■ **Extracted information**
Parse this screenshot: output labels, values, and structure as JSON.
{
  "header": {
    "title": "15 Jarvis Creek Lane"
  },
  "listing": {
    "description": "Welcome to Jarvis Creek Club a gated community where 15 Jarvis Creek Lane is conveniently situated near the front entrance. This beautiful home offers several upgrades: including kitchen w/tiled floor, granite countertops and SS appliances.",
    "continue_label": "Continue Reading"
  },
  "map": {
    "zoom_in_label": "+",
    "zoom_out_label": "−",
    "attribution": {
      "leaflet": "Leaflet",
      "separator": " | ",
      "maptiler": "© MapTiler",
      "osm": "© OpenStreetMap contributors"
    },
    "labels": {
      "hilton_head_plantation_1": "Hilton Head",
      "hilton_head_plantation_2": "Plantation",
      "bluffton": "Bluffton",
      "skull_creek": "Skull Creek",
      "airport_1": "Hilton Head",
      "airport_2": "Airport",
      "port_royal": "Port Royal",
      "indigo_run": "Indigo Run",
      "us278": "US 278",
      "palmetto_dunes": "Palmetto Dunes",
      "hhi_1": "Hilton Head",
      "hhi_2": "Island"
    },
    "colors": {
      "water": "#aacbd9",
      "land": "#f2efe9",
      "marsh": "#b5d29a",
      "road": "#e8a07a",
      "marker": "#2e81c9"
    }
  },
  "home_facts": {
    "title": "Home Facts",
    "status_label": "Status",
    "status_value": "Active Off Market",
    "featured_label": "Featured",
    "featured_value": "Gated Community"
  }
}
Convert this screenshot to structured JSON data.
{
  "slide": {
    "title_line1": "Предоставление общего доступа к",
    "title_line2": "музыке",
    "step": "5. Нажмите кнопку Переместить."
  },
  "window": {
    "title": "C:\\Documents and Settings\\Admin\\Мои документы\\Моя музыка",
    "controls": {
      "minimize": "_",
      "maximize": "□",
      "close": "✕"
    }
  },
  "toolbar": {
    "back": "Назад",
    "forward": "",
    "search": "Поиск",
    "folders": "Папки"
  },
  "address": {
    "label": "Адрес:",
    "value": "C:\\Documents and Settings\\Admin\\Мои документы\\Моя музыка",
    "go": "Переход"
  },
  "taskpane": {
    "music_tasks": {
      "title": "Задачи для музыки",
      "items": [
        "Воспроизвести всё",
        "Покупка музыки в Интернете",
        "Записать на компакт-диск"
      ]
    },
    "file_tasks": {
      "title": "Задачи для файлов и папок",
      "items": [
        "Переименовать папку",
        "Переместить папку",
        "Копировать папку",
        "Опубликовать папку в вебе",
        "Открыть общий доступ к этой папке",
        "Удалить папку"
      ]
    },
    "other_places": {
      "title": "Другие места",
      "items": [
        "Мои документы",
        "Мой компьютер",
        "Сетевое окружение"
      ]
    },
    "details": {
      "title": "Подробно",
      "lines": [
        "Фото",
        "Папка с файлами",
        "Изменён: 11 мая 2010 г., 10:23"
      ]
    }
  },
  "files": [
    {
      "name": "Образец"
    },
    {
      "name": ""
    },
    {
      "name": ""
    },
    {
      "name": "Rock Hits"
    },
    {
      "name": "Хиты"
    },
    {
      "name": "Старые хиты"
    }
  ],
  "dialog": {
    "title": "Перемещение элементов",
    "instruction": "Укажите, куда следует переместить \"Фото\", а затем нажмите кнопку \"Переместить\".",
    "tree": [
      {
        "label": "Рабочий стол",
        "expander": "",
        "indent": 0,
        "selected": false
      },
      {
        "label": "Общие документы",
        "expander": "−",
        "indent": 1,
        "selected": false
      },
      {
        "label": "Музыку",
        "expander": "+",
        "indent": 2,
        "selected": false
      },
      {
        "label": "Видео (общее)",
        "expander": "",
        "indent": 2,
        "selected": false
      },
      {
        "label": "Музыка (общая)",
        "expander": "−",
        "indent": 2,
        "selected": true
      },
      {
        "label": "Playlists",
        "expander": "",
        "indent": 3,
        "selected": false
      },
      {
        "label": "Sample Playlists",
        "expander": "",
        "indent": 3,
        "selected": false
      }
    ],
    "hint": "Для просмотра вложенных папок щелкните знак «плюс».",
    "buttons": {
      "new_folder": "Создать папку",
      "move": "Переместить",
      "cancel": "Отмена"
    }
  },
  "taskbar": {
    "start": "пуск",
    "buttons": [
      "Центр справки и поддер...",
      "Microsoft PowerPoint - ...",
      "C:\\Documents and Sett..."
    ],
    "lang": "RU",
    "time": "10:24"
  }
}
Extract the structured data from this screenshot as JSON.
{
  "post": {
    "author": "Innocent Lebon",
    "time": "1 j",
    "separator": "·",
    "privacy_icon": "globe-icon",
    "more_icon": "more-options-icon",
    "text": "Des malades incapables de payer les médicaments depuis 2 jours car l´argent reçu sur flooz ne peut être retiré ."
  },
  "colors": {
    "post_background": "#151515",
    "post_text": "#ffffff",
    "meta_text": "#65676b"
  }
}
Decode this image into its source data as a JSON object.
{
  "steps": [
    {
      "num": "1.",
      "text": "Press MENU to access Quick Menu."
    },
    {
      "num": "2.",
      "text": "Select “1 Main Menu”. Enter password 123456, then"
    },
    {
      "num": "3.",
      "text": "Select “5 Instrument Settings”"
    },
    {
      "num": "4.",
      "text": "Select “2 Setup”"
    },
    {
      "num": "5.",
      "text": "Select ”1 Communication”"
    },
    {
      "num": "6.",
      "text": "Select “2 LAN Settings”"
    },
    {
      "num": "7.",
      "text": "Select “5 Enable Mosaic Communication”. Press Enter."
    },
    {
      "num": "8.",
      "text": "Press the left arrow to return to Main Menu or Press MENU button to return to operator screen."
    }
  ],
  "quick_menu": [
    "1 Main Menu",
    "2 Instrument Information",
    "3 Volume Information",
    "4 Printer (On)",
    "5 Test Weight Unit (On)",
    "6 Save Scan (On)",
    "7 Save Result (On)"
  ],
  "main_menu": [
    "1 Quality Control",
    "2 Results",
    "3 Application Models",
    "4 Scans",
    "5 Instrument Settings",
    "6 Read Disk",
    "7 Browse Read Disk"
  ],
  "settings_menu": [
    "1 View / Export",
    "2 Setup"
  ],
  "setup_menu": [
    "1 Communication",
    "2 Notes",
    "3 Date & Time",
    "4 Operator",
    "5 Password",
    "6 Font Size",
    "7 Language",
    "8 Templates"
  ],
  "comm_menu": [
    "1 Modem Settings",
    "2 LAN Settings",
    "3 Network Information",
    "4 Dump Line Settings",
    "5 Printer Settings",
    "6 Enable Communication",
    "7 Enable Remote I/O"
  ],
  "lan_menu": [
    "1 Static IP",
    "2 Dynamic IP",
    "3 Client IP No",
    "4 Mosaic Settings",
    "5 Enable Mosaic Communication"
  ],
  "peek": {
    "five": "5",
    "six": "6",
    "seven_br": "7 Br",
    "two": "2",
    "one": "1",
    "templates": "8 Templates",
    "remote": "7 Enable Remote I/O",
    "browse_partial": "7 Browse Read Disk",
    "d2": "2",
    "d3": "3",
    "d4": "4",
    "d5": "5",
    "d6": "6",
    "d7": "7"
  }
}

■ **Aim of the exercise**
Count the lines in the entries that hold the word "JSON", and give nothing but the total.

■ **Response to the task**
4